Each line of the material below should be reproduced exactly.

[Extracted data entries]
(begin)
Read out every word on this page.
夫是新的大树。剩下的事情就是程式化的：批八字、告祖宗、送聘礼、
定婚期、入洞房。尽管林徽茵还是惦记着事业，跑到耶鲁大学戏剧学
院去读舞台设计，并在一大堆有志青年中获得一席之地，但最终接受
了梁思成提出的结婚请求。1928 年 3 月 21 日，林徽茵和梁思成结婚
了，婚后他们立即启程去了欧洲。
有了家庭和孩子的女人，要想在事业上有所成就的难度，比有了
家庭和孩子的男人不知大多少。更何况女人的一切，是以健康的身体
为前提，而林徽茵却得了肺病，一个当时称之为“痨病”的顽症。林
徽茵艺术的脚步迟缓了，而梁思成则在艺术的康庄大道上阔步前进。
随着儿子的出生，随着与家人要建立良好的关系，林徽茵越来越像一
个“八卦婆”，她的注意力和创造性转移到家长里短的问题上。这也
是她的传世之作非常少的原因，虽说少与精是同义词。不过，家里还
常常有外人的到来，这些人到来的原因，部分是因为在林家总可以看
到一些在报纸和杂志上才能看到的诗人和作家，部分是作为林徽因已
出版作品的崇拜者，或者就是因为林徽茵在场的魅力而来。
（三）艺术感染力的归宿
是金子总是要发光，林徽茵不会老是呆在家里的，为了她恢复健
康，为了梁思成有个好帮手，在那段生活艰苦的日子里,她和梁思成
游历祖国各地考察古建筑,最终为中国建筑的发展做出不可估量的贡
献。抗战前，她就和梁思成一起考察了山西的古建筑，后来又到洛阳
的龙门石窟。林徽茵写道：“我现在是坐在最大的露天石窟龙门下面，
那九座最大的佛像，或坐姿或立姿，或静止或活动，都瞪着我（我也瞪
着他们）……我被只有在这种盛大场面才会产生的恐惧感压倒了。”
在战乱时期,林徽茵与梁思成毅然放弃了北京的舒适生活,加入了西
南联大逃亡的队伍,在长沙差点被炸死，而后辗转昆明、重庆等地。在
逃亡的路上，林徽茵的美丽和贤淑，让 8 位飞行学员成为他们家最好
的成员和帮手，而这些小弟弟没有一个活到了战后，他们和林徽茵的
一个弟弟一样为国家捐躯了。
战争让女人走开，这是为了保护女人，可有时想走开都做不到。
(end)
**Solution for this exercise:**
Read out every word on this page.
夫是新的大树。剩下的事情就是程式化的：批八字、告祖宗、送聘礼、
定婚期、入洞房。尽管林徽茵还是惦记着事业，跑到耶鲁大学戏剧学
院去读舞台设计，并在一大堆有志青年中获得一席之地，但最终接受
了梁思成提出的结婚请求。1928 年 3 月 21 日，林徽茵和梁思成结婚
了，婚后他们立即启程去了欧洲。
有了家庭和孩子的女人，要想在事业上有所成就的难度，比有了
家庭和孩子的男人不知大多少。更何况女人的一切，是以健康的身体
为前提，而林徽茵却得了肺病，一个当时称之为“痨病”的顽症。林
徽茵艺术的脚步迟缓了，而梁思成则在艺术的康庄大道上阔步前进。
随着儿子的出生，随着与家人要建立良好的关系，林徽茵越来越像一
个“八卦婆”，她的注意力和创造性转移到家长里短的问题上。这也
是她的传世之作非常少的原因，虽说少与精是同义词。不过，家里还
常常有外人的到来，这些人到来的原因，部分是因为在林家总可以看
到一些在报纸和杂志上才能看到的诗人和作家，部分是作为林徽因已
出版作品的崇拜者，或者就是因为林徽茵在场的魅力而来。
（三）艺术感染力的归宿
是金子总是要发光，林徽茵不会老是呆在家里的，为了她恢复健
康，为了梁思成有个好帮手，在那段生活艰苦的日子里,她和梁思成
游历祖国各地考察古建筑,最终为中国建筑的发展做出不可估量的贡
献。抗战前，她就和梁思成一起考察了山西的古建筑，后来又到洛阳
的龙门石窟。林徽茵写道：“我现在是坐在最大的露天石窟龙门下面，
那九座最大的佛像，或坐姿或立姿，或静止或活动，都瞪着我（我也瞪
着他们）……我被只有在这种盛大场面才会产生的恐惧感压倒了。”
在战乱时期,林徽茵与梁思成毅然放弃了北京的舒适生活,加入了西
南联大逃亡的队伍,在长沙差点被炸死，而后辗转昆明、重庆等地。在
逃亡的路上，林徽茵的美丽和贤淑，让 8 位飞行学员成为他们家最好
的成员和帮手，而这些小弟弟没有一个活到了战后，他们和林徽茵的
一个弟弟一样为国家捐躯了。
战争让女人走开，这是为了保护女人，可有时想走开都做不到。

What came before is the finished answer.